Items:
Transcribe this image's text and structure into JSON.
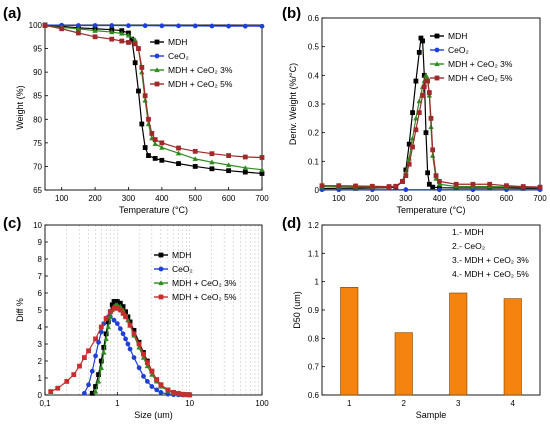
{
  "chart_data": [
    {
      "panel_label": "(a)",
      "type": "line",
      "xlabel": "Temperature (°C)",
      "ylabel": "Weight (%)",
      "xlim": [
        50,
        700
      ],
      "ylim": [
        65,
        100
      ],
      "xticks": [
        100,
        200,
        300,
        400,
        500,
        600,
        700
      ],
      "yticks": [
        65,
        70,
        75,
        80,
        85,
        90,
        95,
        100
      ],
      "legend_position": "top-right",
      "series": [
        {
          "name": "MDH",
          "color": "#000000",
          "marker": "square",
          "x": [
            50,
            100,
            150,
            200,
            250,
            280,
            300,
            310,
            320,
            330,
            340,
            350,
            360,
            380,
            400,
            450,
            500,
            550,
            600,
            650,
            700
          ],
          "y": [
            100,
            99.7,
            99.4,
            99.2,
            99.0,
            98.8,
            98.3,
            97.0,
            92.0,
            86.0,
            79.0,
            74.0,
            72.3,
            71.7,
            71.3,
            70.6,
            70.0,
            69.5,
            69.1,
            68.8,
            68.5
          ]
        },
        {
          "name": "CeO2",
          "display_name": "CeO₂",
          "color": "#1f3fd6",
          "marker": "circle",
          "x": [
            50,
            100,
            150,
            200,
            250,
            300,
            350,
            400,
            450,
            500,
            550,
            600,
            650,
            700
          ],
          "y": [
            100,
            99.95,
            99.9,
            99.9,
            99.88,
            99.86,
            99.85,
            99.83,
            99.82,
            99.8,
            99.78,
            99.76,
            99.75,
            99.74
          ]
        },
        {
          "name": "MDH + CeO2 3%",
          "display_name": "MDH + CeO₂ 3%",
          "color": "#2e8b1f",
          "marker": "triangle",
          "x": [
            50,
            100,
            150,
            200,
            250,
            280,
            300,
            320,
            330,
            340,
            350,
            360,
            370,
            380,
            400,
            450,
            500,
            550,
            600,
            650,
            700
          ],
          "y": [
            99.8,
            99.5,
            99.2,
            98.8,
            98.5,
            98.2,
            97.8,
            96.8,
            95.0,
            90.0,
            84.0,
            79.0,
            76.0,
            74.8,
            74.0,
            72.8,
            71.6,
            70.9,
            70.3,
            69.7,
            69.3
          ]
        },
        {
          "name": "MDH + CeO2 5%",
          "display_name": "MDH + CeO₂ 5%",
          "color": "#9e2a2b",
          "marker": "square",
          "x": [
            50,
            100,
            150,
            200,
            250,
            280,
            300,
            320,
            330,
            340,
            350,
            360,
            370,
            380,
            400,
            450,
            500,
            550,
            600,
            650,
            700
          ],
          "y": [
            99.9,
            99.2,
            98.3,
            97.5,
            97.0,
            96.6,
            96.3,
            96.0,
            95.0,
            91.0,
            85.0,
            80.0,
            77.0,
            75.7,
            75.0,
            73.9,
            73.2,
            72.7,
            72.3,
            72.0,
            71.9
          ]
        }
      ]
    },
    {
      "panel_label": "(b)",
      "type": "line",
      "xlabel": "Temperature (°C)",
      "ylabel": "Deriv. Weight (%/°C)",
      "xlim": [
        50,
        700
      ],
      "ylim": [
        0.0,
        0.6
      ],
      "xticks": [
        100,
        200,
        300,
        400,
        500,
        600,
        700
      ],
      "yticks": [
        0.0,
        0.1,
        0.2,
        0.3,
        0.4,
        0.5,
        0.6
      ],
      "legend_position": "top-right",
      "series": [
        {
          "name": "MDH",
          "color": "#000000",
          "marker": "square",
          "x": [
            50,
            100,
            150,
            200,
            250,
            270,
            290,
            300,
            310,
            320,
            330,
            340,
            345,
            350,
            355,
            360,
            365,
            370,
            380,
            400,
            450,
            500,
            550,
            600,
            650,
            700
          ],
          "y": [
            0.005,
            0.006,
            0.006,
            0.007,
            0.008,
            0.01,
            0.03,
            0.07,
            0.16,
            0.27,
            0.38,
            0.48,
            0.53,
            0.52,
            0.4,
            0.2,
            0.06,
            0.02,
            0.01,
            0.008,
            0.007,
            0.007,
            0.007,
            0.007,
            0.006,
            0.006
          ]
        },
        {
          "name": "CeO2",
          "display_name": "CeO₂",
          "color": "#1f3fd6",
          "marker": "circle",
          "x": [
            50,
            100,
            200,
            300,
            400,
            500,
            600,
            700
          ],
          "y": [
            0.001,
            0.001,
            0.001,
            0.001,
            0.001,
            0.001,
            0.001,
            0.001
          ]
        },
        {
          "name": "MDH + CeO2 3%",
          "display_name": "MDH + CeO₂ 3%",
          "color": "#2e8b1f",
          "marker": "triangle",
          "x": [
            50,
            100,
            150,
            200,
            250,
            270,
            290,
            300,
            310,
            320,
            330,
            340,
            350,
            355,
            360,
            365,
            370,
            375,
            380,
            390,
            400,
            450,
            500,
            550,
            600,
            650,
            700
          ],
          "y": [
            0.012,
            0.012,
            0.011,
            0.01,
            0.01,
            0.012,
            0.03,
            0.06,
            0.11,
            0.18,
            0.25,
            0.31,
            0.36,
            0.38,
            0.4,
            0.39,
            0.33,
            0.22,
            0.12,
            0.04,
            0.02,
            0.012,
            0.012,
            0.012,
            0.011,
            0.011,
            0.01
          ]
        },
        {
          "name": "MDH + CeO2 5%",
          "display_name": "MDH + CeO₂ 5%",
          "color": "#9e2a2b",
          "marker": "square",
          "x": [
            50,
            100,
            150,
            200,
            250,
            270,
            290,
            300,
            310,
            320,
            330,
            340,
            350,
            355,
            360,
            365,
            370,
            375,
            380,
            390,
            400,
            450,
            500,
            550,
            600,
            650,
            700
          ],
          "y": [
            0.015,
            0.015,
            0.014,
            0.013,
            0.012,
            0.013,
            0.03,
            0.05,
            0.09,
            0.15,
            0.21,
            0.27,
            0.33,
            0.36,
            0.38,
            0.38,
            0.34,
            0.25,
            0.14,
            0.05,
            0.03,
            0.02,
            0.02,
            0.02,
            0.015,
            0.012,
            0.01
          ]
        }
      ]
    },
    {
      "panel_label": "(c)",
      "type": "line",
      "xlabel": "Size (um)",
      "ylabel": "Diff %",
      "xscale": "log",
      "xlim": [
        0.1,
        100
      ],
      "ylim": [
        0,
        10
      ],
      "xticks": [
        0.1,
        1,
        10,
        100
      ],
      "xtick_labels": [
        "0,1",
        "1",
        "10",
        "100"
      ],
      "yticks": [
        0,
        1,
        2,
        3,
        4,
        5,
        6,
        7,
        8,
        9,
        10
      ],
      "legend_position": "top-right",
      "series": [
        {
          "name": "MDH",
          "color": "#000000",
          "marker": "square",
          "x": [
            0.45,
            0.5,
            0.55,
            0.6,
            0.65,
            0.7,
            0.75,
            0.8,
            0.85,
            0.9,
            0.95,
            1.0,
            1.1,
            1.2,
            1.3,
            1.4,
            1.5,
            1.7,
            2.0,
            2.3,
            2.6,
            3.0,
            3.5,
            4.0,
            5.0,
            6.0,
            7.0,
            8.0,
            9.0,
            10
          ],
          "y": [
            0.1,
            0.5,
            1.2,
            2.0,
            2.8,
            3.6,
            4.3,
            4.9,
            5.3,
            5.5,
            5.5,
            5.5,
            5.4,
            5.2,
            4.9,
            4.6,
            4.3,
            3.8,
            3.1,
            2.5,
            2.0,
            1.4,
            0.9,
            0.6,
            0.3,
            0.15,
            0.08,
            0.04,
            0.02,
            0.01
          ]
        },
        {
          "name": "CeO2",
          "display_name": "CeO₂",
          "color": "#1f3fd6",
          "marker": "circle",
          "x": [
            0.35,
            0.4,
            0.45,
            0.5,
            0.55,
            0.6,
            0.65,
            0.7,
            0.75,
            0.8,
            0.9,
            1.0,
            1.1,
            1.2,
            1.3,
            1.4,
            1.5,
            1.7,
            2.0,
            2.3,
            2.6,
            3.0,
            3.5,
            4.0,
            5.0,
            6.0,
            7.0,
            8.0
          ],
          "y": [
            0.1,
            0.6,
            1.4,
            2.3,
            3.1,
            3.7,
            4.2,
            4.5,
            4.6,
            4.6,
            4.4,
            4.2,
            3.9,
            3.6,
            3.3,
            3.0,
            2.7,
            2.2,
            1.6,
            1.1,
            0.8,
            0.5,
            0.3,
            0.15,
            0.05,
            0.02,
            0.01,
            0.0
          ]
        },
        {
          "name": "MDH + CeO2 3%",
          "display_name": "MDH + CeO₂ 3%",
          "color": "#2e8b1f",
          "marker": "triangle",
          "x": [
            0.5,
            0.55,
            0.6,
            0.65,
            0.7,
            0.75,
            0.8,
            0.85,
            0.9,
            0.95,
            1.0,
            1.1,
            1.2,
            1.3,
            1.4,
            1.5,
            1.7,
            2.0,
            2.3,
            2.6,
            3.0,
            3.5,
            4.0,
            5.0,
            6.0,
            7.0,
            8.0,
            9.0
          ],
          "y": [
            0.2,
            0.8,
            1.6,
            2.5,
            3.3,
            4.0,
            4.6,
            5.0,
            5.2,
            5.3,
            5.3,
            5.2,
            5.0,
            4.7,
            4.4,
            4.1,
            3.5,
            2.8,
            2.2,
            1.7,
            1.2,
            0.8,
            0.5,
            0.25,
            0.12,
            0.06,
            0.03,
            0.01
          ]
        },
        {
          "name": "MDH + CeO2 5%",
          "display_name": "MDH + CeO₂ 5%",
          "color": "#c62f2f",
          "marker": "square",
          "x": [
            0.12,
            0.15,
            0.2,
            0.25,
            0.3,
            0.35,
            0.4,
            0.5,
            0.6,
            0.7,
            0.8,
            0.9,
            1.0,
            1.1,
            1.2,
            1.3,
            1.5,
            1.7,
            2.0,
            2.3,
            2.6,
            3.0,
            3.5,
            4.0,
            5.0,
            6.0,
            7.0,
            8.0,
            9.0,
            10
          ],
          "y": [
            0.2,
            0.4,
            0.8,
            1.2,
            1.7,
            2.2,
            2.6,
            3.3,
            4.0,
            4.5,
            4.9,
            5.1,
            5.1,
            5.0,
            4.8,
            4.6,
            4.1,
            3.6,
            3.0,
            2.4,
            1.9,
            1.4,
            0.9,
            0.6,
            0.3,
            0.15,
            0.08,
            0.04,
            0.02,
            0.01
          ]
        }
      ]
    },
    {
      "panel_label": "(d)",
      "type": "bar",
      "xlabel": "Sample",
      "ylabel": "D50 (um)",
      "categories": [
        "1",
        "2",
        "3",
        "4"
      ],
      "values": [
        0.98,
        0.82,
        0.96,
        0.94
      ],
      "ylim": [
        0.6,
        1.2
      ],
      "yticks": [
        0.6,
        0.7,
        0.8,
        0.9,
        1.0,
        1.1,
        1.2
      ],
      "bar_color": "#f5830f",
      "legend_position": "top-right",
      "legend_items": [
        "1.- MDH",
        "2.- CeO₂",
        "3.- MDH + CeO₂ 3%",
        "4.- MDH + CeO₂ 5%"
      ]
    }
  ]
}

Objective: Say how many lines in this material hold "ylabel", and say nothing else.

Task solution: 4